GIVEN DATA:
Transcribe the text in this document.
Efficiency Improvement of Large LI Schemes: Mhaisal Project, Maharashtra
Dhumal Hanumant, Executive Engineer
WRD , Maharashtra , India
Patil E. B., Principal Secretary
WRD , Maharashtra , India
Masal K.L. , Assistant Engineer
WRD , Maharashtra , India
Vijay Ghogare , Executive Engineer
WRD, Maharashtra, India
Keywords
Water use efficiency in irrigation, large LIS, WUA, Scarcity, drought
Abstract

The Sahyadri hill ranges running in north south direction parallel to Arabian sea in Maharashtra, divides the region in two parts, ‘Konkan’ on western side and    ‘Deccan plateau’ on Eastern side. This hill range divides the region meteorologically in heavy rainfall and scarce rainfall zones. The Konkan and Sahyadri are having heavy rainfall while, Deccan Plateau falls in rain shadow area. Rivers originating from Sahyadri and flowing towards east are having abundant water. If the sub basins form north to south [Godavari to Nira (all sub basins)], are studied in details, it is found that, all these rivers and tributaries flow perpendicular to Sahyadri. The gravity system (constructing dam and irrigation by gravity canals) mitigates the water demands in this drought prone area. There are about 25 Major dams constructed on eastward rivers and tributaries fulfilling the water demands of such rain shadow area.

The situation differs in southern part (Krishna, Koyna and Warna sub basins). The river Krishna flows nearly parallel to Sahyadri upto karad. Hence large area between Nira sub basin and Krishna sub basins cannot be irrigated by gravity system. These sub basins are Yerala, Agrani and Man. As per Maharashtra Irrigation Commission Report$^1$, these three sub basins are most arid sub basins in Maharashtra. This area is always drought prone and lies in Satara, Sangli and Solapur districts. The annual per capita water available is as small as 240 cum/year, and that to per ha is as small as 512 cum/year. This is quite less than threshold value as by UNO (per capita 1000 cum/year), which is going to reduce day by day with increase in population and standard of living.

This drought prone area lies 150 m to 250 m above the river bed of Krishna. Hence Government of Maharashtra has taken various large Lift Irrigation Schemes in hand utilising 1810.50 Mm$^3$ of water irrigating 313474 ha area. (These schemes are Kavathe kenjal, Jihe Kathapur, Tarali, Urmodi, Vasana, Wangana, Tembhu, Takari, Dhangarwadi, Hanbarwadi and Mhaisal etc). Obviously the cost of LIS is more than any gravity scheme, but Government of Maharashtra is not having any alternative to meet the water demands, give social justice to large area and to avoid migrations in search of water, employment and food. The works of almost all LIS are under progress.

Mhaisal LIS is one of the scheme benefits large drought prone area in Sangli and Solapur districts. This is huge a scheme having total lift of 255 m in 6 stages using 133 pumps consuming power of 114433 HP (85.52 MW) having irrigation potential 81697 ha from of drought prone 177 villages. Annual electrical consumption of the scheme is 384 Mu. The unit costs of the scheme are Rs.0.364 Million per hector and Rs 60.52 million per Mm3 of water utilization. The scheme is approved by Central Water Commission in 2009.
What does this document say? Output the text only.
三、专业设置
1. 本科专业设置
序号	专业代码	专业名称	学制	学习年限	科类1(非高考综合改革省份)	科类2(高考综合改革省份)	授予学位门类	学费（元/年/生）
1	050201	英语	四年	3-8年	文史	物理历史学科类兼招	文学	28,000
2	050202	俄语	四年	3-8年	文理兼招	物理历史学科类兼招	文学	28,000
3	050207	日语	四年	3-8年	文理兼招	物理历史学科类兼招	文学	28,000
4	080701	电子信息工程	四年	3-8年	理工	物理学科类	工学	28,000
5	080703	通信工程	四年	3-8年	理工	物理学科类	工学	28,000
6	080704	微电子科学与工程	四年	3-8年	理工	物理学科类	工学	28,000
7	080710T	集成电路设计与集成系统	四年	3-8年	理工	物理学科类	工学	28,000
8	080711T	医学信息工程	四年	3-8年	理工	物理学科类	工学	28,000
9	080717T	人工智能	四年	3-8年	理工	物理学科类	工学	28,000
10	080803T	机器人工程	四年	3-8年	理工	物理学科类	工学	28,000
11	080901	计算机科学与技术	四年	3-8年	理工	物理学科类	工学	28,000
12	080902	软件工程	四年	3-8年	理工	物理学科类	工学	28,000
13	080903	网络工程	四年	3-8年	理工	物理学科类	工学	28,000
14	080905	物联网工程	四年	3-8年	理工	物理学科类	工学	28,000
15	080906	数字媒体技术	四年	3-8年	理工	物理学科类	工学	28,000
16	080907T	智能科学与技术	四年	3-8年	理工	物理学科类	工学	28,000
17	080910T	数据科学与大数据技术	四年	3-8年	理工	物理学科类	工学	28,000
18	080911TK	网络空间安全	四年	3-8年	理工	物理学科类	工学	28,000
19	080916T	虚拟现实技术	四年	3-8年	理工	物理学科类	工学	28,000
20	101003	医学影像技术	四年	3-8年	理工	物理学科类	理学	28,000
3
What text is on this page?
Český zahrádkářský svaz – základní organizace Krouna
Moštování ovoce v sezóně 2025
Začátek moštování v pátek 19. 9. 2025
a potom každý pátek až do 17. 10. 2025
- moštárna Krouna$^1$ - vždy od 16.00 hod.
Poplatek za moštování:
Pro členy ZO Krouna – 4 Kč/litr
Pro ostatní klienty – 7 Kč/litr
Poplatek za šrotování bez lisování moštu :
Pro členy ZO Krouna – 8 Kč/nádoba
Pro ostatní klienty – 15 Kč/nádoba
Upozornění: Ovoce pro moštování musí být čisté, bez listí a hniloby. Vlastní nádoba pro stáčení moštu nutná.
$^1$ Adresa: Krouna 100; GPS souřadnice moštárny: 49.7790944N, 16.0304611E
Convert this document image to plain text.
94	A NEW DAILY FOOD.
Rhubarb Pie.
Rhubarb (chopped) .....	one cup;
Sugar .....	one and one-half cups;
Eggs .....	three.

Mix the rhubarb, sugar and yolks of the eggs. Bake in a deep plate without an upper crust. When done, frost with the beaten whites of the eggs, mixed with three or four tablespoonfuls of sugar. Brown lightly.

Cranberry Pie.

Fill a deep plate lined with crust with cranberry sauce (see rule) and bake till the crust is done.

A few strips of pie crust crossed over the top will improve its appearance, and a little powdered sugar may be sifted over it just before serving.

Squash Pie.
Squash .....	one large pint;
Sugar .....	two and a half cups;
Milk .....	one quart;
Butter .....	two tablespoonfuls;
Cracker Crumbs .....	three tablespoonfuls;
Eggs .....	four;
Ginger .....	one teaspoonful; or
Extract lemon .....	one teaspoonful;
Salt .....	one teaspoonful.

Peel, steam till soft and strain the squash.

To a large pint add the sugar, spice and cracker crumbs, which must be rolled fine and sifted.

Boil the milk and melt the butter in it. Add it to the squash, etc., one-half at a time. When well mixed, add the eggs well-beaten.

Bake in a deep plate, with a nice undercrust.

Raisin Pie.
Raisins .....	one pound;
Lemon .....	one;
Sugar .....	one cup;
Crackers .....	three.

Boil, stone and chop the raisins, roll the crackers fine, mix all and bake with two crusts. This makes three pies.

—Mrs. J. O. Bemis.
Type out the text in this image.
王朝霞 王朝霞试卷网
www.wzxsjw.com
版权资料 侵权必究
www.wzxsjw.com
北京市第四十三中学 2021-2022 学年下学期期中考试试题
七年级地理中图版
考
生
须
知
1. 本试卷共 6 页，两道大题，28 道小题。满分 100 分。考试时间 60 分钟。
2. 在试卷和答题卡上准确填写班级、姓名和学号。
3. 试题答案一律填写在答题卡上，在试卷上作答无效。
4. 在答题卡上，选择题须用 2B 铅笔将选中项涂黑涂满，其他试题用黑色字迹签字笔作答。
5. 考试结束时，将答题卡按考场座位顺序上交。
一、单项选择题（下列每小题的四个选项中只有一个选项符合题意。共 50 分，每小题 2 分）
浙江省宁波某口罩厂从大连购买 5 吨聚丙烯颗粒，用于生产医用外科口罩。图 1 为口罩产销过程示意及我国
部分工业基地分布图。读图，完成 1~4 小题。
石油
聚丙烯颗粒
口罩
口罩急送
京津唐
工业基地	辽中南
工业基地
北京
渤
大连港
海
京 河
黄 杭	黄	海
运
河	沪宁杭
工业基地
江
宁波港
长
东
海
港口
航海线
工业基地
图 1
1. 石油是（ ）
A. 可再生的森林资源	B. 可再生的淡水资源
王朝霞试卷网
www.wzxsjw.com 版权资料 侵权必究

GIVEN EXERCISE: Compute how many lines include the string "Mhaisal", then give that number by itself.

THE OUTPUT: 3